* **Description of the task**:
Write each line out again exactly as written.

* **Data listing**:
⁂
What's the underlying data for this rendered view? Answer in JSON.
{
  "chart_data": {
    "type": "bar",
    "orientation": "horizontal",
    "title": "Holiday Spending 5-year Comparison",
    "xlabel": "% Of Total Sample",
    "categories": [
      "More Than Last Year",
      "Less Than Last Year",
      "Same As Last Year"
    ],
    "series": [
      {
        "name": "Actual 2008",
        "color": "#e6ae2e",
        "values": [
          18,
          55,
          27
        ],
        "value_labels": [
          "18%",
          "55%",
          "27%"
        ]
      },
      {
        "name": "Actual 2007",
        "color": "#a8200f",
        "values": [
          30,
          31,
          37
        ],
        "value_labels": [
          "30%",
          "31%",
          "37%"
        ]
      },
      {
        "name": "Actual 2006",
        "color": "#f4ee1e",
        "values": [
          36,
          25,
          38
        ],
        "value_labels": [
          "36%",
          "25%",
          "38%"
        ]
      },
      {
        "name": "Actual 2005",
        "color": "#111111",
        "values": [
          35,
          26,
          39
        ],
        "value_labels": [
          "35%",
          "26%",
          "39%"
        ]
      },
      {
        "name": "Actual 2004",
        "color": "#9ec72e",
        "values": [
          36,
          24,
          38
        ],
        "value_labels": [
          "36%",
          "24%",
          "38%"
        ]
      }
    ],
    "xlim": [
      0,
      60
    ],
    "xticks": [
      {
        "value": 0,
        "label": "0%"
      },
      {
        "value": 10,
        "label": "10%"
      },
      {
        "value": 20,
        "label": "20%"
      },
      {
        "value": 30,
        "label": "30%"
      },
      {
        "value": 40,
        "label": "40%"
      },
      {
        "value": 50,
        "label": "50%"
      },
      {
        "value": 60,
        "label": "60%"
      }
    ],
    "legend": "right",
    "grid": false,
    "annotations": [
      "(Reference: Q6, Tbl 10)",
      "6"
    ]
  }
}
⁂
* **The reply**:
What's the underlying data for this rendered view? Answer in JSON.
{
  "chart_data": {
    "type": "bar",
    "orientation": "horizontal",
    "title": "Holiday Spending 5-year Comparison",
    "xlabel": "% Of Total Sample",
    "categories": [
      "More Than Last Year",
      "Less Than Last Year",
      "Same As Last Year"
    ],
    "series": [
      {
        "name": "Actual 2008",
        "color": "#e6ae2e",
        "values": [
          18,
          55,
          27
        ],
        "value_labels": [
          "18%",
          "55%",
          "27%"
        ]
      },
      {
        "name": "Actual 2007",
        "color": "#a8200f",
        "values": [
          30,
          31,
          37
        ],
        "value_labels": [
          "30%",
          "31%",
          "37%"
        ]
      },
      {
        "name": "Actual 2006",
        "color": "#f4ee1e",
        "values": [
          36,
          25,
          38
        ],
        "value_labels": [
          "36%",
          "25%",
          "38%"
        ]
      },
      {
        "name": "Actual 2005",
        "color": "#111111",
        "values": [
          35,
          26,
          39
        ],
        "value_labels": [
          "35%",
          "26%",
          "39%"
        ]
      },
      {
        "name": "Actual 2004",
        "color": "#9ec72e",
        "values": [
          36,
          24,
          38
        ],
        "value_labels": [
          "36%",
          "24%",
          "38%"
        ]
      }
    ],
    "xlim": [
      0,
      60
    ],
    "xticks": [
      {
        "value": 0,
        "label": "0%"
      },
      {
        "value": 10,
        "label": "10%"
      },
      {
        "value": 20,
        "label": "20%"
      },
      {
        "value": 30,
        "label": "30%"
      },
      {
        "value": 40,
        "label": "40%"
      },
      {
        "value": 50,
        "label": "50%"
      },
      {
        "value": 60,
        "label": "60%"
      }
    ],
    "legend": "right",
    "grid": false,
    "annotations": [
      "(Reference: Q6, Tbl 10)",
      "6"
    ]
  }
}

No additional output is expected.